> **Your objective**: Reproduce all records exactly.

> **Given entries**:
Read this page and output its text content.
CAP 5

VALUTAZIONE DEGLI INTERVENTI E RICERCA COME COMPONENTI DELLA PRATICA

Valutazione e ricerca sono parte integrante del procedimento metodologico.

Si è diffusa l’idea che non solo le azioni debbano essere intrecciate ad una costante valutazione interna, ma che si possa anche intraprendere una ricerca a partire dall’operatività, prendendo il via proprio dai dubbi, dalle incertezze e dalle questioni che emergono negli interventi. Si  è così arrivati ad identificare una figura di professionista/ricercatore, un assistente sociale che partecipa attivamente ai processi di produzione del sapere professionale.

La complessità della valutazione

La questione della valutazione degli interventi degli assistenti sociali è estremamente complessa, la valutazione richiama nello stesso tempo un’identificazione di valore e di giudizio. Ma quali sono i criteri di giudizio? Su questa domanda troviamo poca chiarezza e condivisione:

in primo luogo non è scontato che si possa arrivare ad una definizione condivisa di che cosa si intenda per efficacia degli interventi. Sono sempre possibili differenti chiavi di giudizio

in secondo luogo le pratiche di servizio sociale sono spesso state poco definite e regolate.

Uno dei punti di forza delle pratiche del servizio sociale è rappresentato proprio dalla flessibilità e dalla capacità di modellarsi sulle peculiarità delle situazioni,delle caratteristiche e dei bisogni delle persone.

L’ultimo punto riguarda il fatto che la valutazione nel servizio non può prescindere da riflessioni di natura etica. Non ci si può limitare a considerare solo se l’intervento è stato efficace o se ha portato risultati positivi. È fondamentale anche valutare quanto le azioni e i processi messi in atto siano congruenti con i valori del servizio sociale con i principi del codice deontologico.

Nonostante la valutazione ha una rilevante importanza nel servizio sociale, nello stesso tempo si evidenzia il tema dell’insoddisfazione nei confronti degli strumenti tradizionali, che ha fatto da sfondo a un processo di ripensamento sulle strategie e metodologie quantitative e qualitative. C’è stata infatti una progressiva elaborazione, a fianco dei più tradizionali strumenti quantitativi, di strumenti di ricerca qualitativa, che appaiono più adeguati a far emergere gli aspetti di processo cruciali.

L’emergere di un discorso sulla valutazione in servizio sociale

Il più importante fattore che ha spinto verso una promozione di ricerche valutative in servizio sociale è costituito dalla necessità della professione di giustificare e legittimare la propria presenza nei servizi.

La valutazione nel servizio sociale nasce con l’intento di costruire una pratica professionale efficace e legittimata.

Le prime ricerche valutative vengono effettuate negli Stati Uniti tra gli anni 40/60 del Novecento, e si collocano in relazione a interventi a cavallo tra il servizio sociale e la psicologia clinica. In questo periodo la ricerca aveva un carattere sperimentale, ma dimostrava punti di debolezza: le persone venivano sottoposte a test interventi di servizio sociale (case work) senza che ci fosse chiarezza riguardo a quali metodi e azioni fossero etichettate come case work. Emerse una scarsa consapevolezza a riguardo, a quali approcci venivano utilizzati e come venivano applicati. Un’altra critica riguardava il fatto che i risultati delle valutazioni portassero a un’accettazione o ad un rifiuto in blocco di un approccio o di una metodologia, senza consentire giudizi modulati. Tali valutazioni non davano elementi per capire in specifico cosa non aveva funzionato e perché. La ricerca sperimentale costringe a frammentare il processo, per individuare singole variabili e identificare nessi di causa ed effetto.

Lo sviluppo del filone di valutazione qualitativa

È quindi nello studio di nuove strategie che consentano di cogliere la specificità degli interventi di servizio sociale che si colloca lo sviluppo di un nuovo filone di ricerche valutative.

> **Correct answer**:
Read this page and output its text content.
CAP 5

VALUTAZIONE DEGLI INTERVENTI E RICERCA COME COMPONENTI DELLA PRATICA

Valutazione e ricerca sono parte integrante del procedimento metodologico.

Si è diffusa l’idea che non solo le azioni debbano essere intrecciate ad una costante valutazione interna, ma che si possa anche intraprendere una ricerca a partire dall’operatività, prendendo il via proprio dai dubbi, dalle incertezze e dalle questioni che emergono negli interventi. Si  è così arrivati ad identificare una figura di professionista/ricercatore, un assistente sociale che partecipa attivamente ai processi di produzione del sapere professionale.

La complessità della valutazione

La questione della valutazione degli interventi degli assistenti sociali è estremamente complessa, la valutazione richiama nello stesso tempo un’identificazione di valore e di giudizio. Ma quali sono i criteri di giudizio? Su questa domanda troviamo poca chiarezza e condivisione:

in primo luogo non è scontato che si possa arrivare ad una definizione condivisa di che cosa si intenda per efficacia degli interventi. Sono sempre possibili differenti chiavi di giudizio

in secondo luogo le pratiche di servizio sociale sono spesso state poco definite e regolate.

Uno dei punti di forza delle pratiche del servizio sociale è rappresentato proprio dalla flessibilità e dalla capacità di modellarsi sulle peculiarità delle situazioni,delle caratteristiche e dei bisogni delle persone.

L’ultimo punto riguarda il fatto che la valutazione nel servizio non può prescindere da riflessioni di natura etica. Non ci si può limitare a considerare solo se l’intervento è stato efficace o se ha portato risultati positivi. È fondamentale anche valutare quanto le azioni e i processi messi in atto siano congruenti con i valori del servizio sociale con i principi del codice deontologico.

Nonostante la valutazione ha una rilevante importanza nel servizio sociale, nello stesso tempo si evidenzia il tema dell’insoddisfazione nei confronti degli strumenti tradizionali, che ha fatto da sfondo a un processo di ripensamento sulle strategie e metodologie quantitative e qualitative. C’è stata infatti una progressiva elaborazione, a fianco dei più tradizionali strumenti quantitativi, di strumenti di ricerca qualitativa, che appaiono più adeguati a far emergere gli aspetti di processo cruciali.

L’emergere di un discorso sulla valutazione in servizio sociale

Il più importante fattore che ha spinto verso una promozione di ricerche valutative in servizio sociale è costituito dalla necessità della professione di giustificare e legittimare la propria presenza nei servizi.

La valutazione nel servizio sociale nasce con l’intento di costruire una pratica professionale efficace e legittimata.

Le prime ricerche valutative vengono effettuate negli Stati Uniti tra gli anni 40/60 del Novecento, e si collocano in relazione a interventi a cavallo tra il servizio sociale e la psicologia clinica. In questo periodo la ricerca aveva un carattere sperimentale, ma dimostrava punti di debolezza: le persone venivano sottoposte a test interventi di servizio sociale (case work) senza che ci fosse chiarezza riguardo a quali metodi e azioni fossero etichettate come case work. Emerse una scarsa consapevolezza a riguardo, a quali approcci venivano utilizzati e come venivano applicati. Un’altra critica riguardava il fatto che i risultati delle valutazioni portassero a un’accettazione o ad un rifiuto in blocco di un approccio o di una metodologia, senza consentire giudizi modulati. Tali valutazioni non davano elementi per capire in specifico cosa non aveva funzionato e perché. La ricerca sperimentale costringe a frammentare il processo, per individuare singole variabili e identificare nessi di causa ed effetto.

Lo sviluppo del filone di valutazione qualitativa

È quindi nello studio di nuove strategie che consentano di cogliere la specificità degli interventi di servizio sociale che si colloca lo sviluppo di un nuovo filone di ricerche valutative.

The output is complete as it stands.